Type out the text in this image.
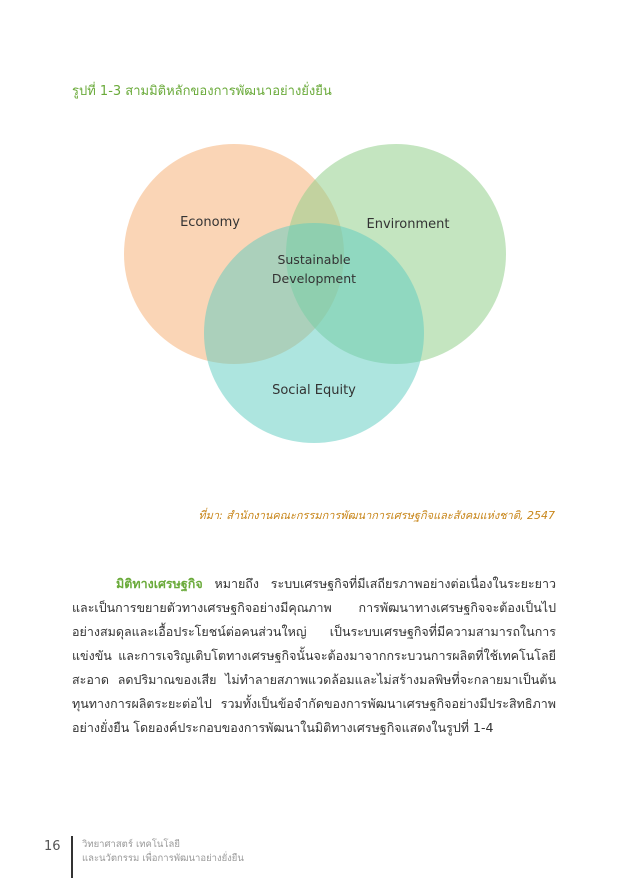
รูปที่ 1-3 สามมิติหลักของการพัฒนาอย่างยั่งยืน
Economy	Environment
Sustainable
Development
Social Equity
ที่มา: สำนักงานคณะกรรมการพัฒนาการเศรษฐกิจและสังคมแห่งชาติ, 2547

มิติทางเศรษฐกิจ หมายถึง ระบบเศรษฐกิจที่มีเสถียรภาพอย่างต่อเนื่องในระยะยาว และเป็นการขยายตัวทางเศรษฐกิจอย่างมีคุณภาพ การพัฒนาทางเศรษฐกิจจะต้องเป็นไปอย่างสมดุลและเอื้อประโยชน์ต่อคนส่วนใหญ่ เป็นระบบเศรษฐกิจที่มีความสามารถในการแข่งขัน และการเจริญเติบโตทางเศรษฐกิจนั้นจะต้องมาจากกระบวนการผลิตที่ใช้เทคโนโลยีสะอาด ลดปริมาณของเสีย ไม่ทำลายสภาพแวดล้อมและไม่สร้างมลพิษที่จะกลายมาเป็นต้นทุนทางการผลิตระยะต่อไป รวมทั้งเป็นข้อจำกัดของการพัฒนาเศรษฐกิจอย่างมีประสิทธิภาพอย่างยั่งยืน โดยองค์ประกอบของการพัฒนาในมิติทางเศรษฐกิจแสดงในรูปที่ 1-4

16 วิทยาศาสตร์ เทคโนโลยี
และนวัตกรรม เพื่อการพัฒนาอย่างยั่งยืน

* **WRITTEN EXERCISE**:
Go through the records and copy each line with "ฒนาอย" in it.

* **SOLUTION BELOW**:
รูปที่ 1-3 สามมิติหลักของการพัฒนาอย่างยั่งยืน
และนวัตกรรม เพื่อการพัฒนาอย่างยั่งยืน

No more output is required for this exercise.